Task.
Tally the lines in these records that hold the string "FBSDKCOCOAPODS", and reply with the number alone.

++++ Raw records

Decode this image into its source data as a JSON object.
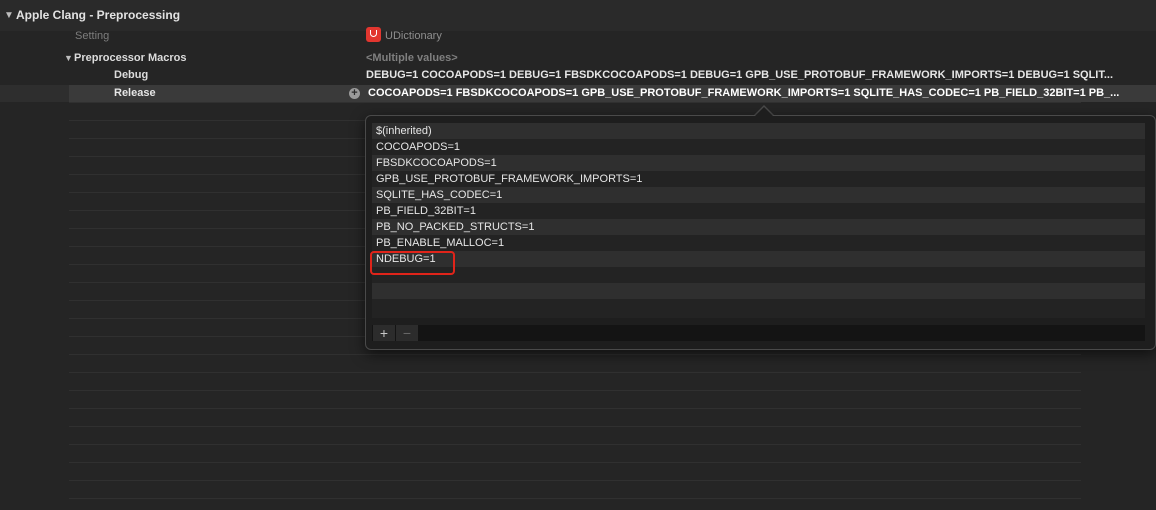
{
  "section": {
    "title": "Apple Clang - Preprocessing"
  },
  "header_row": {
    "setting_label": "Setting",
    "target_name": "UDictionary"
  },
  "macros": {
    "label": "Preprocessor Macros",
    "resolved_value": "<Multiple values>"
  },
  "debug": {
    "label": "Debug",
    "value": "DEBUG=1  COCOAPODS=1 DEBUG=1  FBSDKCOCOAPODS=1 DEBUG=1  GPB_USE_PROTOBUF_FRAMEWORK_IMPORTS=1 DEBUG=1  SQLIT..."
  },
  "release": {
    "label": "Release",
    "value": "COCOAPODS=1  FBSDKCOCOAPODS=1  GPB_USE_PROTOBUF_FRAMEWORK_IMPORTS=1  SQLITE_HAS_CODEC=1  PB_FIELD_32BIT=1 PB_..."
  },
  "popover": {
    "items": [
      "$(inherited)",
      "COCOAPODS=1",
      "FBSDKCOCOAPODS=1",
      "GPB_USE_PROTOBUF_FRAMEWORK_IMPORTS=1",
      "SQLITE_HAS_CODEC=1",
      "PB_FIELD_32BIT=1",
      "PB_NO_PACKED_STRUCTS=1",
      "PB_ENABLE_MALLOC=1",
      "NDEBUG=1"
    ],
    "add_label": "+",
    "remove_label": "−"
  },
  "colors": {
    "highlight": "#e0241a",
    "target_icon": "#e2362f"
  }
}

++++++++

Full output.
3